**Aim of the task**
Report the count of lines that carry the string "функций", and add nothing.

Extracted data entries:
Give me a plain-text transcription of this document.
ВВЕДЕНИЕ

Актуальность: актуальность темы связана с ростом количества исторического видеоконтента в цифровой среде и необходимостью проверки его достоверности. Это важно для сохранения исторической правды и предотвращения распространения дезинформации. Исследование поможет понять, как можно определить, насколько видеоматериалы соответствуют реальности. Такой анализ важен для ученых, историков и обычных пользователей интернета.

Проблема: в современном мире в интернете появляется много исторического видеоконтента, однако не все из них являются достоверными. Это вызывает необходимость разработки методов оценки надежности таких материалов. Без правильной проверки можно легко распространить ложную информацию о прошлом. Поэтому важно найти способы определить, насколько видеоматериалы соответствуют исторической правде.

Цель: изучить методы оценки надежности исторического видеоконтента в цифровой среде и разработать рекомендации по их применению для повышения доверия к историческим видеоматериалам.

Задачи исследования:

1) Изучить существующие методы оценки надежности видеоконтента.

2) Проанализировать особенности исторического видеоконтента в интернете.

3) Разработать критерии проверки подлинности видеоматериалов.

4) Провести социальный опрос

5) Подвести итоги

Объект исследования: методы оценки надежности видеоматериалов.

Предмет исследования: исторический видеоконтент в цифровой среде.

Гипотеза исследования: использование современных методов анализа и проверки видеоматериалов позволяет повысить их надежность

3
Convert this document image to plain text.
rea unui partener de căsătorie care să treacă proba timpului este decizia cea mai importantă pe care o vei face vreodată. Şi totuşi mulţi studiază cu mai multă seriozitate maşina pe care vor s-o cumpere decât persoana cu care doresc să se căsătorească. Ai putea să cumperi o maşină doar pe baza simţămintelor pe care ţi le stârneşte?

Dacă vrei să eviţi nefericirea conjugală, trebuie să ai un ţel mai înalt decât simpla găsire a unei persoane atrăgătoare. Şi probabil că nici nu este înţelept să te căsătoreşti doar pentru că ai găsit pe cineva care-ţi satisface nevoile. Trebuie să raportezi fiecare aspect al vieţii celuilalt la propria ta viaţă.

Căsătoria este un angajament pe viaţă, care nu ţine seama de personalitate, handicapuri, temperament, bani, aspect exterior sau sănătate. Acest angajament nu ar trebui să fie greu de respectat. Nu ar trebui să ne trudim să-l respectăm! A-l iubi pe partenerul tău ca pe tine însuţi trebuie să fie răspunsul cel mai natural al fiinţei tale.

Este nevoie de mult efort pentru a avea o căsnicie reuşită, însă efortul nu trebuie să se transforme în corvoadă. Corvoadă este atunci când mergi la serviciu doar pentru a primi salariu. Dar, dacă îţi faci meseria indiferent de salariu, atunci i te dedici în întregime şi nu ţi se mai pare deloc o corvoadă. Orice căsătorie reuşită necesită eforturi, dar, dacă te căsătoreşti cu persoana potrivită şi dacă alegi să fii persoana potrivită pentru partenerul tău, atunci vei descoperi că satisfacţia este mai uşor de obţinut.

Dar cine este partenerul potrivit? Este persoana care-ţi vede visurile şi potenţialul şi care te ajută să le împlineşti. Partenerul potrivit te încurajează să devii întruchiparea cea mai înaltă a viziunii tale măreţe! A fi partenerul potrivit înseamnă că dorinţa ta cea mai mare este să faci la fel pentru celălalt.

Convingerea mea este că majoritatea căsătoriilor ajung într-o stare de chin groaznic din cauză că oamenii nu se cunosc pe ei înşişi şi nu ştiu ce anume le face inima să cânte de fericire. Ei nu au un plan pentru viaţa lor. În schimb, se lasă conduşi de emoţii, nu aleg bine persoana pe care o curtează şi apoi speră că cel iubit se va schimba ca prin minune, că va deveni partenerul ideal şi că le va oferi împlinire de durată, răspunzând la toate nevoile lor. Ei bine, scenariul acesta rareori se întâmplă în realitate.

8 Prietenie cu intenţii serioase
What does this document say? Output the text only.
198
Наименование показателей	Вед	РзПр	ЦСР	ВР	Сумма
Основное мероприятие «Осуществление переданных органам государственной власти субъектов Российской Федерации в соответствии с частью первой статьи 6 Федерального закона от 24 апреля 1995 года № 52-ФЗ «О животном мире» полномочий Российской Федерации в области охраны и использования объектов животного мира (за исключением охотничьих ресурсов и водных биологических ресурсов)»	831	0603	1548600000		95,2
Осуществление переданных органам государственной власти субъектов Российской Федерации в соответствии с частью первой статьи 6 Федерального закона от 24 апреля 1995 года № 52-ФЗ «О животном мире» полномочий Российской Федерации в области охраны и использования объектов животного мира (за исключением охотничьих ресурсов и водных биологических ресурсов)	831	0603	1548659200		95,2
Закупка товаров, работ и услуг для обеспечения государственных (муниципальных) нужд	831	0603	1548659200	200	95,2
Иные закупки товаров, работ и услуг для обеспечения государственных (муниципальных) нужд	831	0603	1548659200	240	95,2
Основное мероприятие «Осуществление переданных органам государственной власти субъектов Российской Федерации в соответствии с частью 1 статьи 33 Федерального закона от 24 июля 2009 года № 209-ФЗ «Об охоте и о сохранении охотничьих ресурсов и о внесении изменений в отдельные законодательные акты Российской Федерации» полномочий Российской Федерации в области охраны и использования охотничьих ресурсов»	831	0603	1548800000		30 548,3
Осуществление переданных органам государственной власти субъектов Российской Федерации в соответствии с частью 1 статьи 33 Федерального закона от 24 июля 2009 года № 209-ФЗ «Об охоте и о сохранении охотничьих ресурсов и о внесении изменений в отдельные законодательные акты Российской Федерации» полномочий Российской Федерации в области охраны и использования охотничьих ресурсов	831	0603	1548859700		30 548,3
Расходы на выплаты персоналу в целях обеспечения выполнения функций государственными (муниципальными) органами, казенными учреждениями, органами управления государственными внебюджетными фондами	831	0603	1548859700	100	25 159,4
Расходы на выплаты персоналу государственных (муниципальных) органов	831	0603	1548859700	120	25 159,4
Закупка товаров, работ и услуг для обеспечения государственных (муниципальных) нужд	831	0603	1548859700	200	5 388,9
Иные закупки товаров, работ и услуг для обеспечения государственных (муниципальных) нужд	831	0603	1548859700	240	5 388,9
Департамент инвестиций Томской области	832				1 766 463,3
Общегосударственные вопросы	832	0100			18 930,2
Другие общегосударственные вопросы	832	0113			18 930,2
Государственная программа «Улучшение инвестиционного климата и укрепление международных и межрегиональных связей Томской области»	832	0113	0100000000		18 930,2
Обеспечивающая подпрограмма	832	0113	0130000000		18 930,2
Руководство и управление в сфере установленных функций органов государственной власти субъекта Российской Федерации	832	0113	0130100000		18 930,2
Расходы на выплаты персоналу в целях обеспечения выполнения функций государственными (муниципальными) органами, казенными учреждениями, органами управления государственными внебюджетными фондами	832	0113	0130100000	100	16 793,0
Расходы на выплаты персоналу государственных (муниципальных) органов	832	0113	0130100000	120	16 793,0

**Solution for this exercise**
3